- _Exercise directions_
Can you reproduce the data beneath, keeping every line exact?

- _Provided information_
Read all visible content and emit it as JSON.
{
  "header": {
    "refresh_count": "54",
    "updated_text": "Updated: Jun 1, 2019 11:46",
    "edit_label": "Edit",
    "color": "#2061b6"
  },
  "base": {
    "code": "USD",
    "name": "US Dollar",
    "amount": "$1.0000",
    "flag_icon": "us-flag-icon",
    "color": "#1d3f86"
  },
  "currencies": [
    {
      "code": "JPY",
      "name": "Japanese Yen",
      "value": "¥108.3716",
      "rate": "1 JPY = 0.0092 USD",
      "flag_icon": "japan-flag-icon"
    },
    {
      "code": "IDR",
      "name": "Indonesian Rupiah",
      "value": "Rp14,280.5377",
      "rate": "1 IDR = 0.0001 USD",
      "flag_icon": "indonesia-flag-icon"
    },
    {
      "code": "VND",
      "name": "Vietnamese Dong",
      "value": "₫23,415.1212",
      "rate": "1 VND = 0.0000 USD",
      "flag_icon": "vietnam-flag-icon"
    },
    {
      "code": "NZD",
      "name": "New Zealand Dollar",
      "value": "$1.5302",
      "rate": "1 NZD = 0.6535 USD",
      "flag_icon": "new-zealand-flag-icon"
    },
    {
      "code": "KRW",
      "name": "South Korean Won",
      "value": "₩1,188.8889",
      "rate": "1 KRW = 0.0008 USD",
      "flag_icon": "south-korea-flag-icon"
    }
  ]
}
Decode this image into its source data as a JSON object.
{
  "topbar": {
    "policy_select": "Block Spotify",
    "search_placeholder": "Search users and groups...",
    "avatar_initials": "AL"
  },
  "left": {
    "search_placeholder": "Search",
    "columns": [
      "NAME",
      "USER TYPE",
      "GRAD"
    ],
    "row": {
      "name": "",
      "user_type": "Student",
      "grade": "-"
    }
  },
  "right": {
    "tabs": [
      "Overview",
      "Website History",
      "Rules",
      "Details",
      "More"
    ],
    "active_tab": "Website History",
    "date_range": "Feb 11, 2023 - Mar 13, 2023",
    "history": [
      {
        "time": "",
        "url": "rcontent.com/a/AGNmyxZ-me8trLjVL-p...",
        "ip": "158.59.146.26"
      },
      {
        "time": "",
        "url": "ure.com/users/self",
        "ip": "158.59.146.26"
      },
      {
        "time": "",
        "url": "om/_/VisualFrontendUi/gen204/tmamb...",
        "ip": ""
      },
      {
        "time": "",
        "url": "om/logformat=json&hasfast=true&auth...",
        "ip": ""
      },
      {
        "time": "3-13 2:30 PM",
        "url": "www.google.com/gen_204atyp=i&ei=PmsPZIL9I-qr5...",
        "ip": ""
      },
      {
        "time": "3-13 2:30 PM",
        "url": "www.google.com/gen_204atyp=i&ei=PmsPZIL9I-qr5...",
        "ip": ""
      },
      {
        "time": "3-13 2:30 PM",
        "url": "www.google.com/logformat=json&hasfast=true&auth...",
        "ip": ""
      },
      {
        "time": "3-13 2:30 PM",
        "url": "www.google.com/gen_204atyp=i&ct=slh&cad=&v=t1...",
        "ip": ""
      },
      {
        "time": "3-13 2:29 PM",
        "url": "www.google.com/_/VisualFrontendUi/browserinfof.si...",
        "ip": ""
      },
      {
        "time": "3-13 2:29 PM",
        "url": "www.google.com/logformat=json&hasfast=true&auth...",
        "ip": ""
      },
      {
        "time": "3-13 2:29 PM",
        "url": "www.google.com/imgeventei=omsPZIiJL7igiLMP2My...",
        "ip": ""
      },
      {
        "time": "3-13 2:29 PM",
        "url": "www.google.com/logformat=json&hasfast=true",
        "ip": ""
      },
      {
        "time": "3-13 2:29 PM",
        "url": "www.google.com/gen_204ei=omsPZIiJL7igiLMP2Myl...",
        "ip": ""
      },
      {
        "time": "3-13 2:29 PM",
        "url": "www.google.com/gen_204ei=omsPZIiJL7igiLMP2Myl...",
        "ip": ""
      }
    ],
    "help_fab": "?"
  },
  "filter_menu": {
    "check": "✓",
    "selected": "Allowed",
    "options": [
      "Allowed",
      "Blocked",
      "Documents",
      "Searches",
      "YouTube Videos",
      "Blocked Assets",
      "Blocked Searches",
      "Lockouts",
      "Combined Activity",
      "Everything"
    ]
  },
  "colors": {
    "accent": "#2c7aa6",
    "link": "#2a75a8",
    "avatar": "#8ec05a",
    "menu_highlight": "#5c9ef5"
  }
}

- _Expected answer_
Read all visible content and emit it as JSON.
{
  "header": {
    "refresh_count": "54",
    "updated_text": "Updated: Jun 1, 2019 11:46",
    "edit_label": "Edit",
    "color": "#2061b6"
  },
  "base": {
    "code": "USD",
    "name": "US Dollar",
    "amount": "$1.0000",
    "flag_icon": "us-flag-icon",
    "color": "#1d3f86"
  },
  "currencies": [
    {
      "code": "JPY",
      "name": "Japanese Yen",
      "value": "¥108.3716",
      "rate": "1 JPY = 0.0092 USD",
      "flag_icon": "japan-flag-icon"
    },
    {
      "code": "IDR",
      "name": "Indonesian Rupiah",
      "value": "Rp14,280.5377",
      "rate": "1 IDR = 0.0001 USD",
      "flag_icon": "indonesia-flag-icon"
    },
    {
      "code": "VND",
      "name": "Vietnamese Dong",
      "value": "₫23,415.1212",
      "rate": "1 VND = 0.0000 USD",
      "flag_icon": "vietnam-flag-icon"
    },
    {
      "code": "NZD",
      "name": "New Zealand Dollar",
      "value": "$1.5302",
      "rate": "1 NZD = 0.6535 USD",
      "flag_icon": "new-zealand-flag-icon"
    },
    {
      "code": "KRW",
      "name": "South Korean Won",
      "value": "₩1,188.8889",
      "rate": "1 KRW = 0.0008 USD",
      "flag_icon": "south-korea-flag-icon"
    }
  ]
}
Decode this image into its source data as a JSON object.
{
  "topbar": {
    "policy_select": "Block Spotify",
    "search_placeholder": "Search users and groups...",
    "avatar_initials": "AL"
  },
  "left": {
    "search_placeholder": "Search",
    "columns": [
      "NAME",
      "USER TYPE",
      "GRAD"
    ],
    "row": {
      "name": "",
      "user_type": "Student",
      "grade": "-"
    }
  },
  "right": {
    "tabs": [
      "Overview",
      "Website History",
      "Rules",
      "Details",
      "More"
    ],
    "active_tab": "Website History",
    "date_range": "Feb 11, 2023 - Mar 13, 2023",
    "history": [
      {
        "time": "",
        "url": "rcontent.com/a/AGNmyxZ-me8trLjVL-p...",
        "ip": "158.59.146.26"
      },
      {
        "time": "",
        "url": "ure.com/users/self",
        "ip": "158.59.146.26"
      },
      {
        "time": "",
        "url": "om/_/VisualFrontendUi/gen204/tmamb...",
        "ip": ""
      },
      {
        "time": "",
        "url": "om/logformat=json&hasfast=true&auth...",
        "ip": ""
      },
      {
        "time": "3-13 2:30 PM",
        "url": "www.google.com/gen_204atyp=i&ei=PmsPZIL9I-qr5...",
        "ip": ""
      },
      {
        "time": "3-13 2:30 PM",
        "url": "www.google.com/gen_204atyp=i&ei=PmsPZIL9I-qr5...",
        "ip": ""
      },
      {
        "time": "3-13 2:30 PM",
        "url": "www.google.com/logformat=json&hasfast=true&auth...",
        "ip": ""
      },
      {
        "time": "3-13 2:30 PM",
        "url": "www.google.com/gen_204atyp=i&ct=slh&cad=&v=t1...",
        "ip": ""
      },
      {
        "time": "3-13 2:29 PM",
        "url": "www.google.com/_/VisualFrontendUi/browserinfof.si...",
        "ip": ""
      },
      {
        "time": "3-13 2:29 PM",
        "url": "www.google.com/logformat=json&hasfast=true&auth...",
        "ip": ""
      },
      {
        "time": "3-13 2:29 PM",
        "url": "www.google.com/imgeventei=omsPZIiJL7igiLMP2My...",
        "ip": ""
      },
      {
        "time": "3-13 2:29 PM",
        "url": "www.google.com/logformat=json&hasfast=true",
        "ip": ""
      },
      {
        "time": "3-13 2:29 PM",
        "url": "www.google.com/gen_204ei=omsPZIiJL7igiLMP2Myl...",
        "ip": ""
      },
      {
        "time": "3-13 2:29 PM",
        "url": "www.google.com/gen_204ei=omsPZIiJL7igiLMP2Myl...",
        "ip": ""
      }
    ],
    "help_fab": "?"
  },
  "filter_menu": {
    "check": "✓",
    "selected": "Allowed",
    "options": [
      "Allowed",
      "Blocked",
      "Documents",
      "Searches",
      "YouTube Videos",
      "Blocked Assets",
      "Blocked Searches",
      "Lockouts",
      "Combined Activity",
      "Everything"
    ]
  },
  "colors": {
    "accent": "#2c7aa6",
    "link": "#2a75a8",
    "avatar": "#8ec05a",
    "menu_highlight": "#5c9ef5"
  }
}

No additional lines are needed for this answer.